[BEGIN]
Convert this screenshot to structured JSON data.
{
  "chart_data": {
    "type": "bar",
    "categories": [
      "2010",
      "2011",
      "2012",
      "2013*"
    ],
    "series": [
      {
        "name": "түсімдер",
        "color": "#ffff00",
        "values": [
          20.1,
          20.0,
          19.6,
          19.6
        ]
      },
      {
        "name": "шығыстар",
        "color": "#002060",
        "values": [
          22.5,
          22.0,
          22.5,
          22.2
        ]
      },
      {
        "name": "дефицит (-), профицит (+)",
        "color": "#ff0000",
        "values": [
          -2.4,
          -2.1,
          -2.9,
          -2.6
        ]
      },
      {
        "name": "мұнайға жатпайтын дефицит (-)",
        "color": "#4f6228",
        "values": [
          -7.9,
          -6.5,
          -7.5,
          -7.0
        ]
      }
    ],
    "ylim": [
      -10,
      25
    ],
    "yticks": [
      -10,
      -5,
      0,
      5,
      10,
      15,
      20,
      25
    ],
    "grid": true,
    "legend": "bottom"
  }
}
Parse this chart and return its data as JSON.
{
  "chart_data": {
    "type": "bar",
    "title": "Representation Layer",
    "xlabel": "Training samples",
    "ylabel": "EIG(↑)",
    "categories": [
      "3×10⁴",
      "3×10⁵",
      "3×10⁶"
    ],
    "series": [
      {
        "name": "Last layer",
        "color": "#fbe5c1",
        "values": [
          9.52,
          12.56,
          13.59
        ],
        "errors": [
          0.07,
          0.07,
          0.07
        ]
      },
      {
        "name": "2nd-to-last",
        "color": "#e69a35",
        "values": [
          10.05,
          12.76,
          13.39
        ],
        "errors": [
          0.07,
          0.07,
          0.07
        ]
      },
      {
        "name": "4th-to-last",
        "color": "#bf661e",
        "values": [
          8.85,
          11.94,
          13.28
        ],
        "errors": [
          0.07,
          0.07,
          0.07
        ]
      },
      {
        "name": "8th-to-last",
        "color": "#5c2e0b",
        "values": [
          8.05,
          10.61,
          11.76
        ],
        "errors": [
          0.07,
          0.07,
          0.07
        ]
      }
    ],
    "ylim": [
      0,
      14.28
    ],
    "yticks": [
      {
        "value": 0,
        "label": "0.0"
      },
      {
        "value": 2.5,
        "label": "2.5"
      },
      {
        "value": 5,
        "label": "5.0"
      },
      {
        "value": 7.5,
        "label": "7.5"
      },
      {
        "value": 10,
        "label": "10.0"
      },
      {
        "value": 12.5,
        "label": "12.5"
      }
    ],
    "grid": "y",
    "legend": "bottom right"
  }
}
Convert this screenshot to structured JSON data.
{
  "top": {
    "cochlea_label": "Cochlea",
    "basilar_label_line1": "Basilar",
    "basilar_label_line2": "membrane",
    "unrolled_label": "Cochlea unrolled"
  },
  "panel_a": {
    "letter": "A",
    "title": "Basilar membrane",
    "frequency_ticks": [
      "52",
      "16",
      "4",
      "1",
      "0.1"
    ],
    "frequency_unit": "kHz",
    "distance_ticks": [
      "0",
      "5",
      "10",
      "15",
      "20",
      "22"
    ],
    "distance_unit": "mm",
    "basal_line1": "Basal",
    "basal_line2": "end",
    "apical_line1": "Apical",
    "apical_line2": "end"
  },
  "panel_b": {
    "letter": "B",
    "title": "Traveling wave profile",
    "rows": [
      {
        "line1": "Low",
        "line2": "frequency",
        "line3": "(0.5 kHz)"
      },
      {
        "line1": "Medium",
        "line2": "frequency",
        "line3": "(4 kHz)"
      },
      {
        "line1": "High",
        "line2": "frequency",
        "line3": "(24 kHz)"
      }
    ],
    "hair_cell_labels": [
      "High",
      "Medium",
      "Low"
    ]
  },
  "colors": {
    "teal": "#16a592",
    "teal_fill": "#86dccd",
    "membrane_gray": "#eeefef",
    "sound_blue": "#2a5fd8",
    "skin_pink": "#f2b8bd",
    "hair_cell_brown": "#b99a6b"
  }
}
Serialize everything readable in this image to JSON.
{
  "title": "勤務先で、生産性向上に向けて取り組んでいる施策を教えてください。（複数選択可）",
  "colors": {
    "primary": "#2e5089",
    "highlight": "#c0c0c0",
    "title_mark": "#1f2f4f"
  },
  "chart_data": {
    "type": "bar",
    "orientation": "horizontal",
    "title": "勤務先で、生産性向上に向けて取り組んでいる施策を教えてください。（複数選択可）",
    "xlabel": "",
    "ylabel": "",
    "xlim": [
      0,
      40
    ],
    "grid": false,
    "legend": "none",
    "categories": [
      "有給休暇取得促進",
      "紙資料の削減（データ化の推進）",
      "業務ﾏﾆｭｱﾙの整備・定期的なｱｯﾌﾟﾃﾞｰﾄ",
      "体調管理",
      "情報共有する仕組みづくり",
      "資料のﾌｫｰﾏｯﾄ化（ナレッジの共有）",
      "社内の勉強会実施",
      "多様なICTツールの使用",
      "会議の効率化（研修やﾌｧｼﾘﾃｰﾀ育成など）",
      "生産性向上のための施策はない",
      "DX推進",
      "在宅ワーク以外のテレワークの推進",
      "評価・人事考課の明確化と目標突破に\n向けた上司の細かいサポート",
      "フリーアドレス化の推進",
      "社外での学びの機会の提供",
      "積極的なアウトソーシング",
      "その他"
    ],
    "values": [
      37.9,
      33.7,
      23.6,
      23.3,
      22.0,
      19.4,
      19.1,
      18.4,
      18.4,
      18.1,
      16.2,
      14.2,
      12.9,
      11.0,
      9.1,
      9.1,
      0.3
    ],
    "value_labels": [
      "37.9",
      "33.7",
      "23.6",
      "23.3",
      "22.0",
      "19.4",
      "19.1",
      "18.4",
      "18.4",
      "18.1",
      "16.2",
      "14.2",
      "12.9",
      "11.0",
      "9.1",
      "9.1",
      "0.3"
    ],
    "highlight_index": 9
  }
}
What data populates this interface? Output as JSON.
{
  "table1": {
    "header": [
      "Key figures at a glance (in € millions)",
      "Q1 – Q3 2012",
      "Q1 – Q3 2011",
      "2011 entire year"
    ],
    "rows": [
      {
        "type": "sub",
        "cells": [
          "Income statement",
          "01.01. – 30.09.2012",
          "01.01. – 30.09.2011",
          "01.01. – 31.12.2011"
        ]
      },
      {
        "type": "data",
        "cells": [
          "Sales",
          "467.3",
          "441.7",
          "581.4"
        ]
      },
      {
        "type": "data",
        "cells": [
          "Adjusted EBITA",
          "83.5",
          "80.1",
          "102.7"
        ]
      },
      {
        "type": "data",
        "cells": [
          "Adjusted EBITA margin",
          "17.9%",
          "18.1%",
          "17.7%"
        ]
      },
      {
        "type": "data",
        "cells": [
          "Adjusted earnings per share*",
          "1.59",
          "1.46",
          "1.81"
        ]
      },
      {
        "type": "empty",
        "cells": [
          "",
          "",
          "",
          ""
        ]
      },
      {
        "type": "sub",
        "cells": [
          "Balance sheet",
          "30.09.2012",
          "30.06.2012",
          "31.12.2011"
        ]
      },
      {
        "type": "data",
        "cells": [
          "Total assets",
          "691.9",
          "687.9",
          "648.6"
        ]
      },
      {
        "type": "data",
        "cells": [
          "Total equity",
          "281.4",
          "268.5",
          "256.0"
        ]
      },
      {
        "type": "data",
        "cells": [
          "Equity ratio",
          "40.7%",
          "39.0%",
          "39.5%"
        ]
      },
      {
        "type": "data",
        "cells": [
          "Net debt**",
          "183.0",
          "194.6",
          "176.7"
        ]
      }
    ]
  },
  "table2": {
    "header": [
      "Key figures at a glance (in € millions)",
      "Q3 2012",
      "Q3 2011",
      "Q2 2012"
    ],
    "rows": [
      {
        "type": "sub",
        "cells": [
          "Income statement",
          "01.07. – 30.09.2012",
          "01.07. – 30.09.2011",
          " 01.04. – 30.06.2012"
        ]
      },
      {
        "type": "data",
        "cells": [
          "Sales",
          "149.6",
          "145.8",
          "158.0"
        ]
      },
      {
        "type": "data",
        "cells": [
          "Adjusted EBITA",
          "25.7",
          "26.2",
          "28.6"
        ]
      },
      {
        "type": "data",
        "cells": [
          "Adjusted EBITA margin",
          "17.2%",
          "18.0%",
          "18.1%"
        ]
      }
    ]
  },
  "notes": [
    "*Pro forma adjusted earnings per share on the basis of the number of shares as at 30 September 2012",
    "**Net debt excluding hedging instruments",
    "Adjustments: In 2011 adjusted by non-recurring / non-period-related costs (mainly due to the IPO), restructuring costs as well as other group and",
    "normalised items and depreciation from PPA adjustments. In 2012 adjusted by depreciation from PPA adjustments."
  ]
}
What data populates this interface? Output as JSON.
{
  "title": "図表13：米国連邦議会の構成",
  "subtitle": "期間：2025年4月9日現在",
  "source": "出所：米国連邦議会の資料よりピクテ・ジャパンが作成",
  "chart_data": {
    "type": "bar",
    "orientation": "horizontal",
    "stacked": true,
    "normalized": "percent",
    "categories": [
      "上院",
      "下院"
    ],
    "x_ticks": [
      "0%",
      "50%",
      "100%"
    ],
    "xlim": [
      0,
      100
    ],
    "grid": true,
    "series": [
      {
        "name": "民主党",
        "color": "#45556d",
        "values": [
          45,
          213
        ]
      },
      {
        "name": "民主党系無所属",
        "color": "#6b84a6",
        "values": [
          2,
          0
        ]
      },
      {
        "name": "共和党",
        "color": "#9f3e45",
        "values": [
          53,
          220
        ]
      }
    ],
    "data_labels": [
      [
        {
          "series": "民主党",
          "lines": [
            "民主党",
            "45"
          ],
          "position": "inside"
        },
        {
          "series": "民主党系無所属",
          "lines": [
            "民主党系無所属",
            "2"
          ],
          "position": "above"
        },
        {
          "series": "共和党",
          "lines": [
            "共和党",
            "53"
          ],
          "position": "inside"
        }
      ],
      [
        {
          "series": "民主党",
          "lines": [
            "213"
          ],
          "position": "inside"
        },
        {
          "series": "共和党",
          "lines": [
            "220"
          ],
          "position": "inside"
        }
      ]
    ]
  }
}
[END]
Task details —
From the entries, report each line that includes the word "earnings".

Task response —
          "Adjusted earnings per share*",
    "*Pro forma adjusted earnings per share on the basis of the number of shares as at 30 September 2012",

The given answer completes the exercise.